■ **SUPPLIED RECORDS**
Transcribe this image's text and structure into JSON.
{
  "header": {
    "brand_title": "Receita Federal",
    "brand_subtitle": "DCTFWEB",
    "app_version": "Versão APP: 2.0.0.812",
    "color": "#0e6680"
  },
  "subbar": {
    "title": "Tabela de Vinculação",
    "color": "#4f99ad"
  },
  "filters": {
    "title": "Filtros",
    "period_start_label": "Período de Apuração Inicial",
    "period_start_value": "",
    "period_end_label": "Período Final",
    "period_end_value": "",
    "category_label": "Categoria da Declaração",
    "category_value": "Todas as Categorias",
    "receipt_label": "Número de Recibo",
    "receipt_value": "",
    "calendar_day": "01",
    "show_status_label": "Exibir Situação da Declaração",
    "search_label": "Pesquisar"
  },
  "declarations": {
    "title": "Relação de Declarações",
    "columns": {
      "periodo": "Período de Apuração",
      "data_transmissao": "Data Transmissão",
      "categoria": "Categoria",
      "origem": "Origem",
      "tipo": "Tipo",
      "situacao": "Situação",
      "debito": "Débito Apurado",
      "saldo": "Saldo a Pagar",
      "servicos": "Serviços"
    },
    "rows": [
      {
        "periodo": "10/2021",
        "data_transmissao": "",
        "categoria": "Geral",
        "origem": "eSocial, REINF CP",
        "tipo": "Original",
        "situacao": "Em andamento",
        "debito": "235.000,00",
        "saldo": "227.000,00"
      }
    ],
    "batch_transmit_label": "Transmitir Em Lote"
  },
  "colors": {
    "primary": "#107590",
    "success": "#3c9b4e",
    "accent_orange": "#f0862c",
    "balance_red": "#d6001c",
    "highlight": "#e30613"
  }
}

■ **INSTRUCTIONS FOR THE TASK**
Repeat the lines above exactly.

■ **EXERCISE RESULT**
Transcribe this image's text and structure into JSON.
{
  "header": {
    "brand_title": "Receita Federal",
    "brand_subtitle": "DCTFWEB",
    "app_version": "Versão APP: 2.0.0.812",
    "color": "#0e6680"
  },
  "subbar": {
    "title": "Tabela de Vinculação",
    "color": "#4f99ad"
  },
  "filters": {
    "title": "Filtros",
    "period_start_label": "Período de Apuração Inicial",
    "period_start_value": "",
    "period_end_label": "Período Final",
    "period_end_value": "",
    "category_label": "Categoria da Declaração",
    "category_value": "Todas as Categorias",
    "receipt_label": "Número de Recibo",
    "receipt_value": "",
    "calendar_day": "01",
    "show_status_label": "Exibir Situação da Declaração",
    "search_label": "Pesquisar"
  },
  "declarations": {
    "title": "Relação de Declarações",
    "columns": {
      "periodo": "Período de Apuração",
      "data_transmissao": "Data Transmissão",
      "categoria": "Categoria",
      "origem": "Origem",
      "tipo": "Tipo",
      "situacao": "Situação",
      "debito": "Débito Apurado",
      "saldo": "Saldo a Pagar",
      "servicos": "Serviços"
    },
    "rows": [
      {
        "periodo": "10/2021",
        "data_transmissao": "",
        "categoria": "Geral",
        "origem": "eSocial, REINF CP",
        "tipo": "Original",
        "situacao": "Em andamento",
        "debito": "235.000,00",
        "saldo": "227.000,00"
      }
    ],
    "batch_transmit_label": "Transmitir Em Lote"
  },
  "colors": {
    "primary": "#107590",
    "success": "#3c9b4e",
    "accent_orange": "#f0862c",
    "balance_red": "#d6001c",
    "highlight": "#e30613"
  }
}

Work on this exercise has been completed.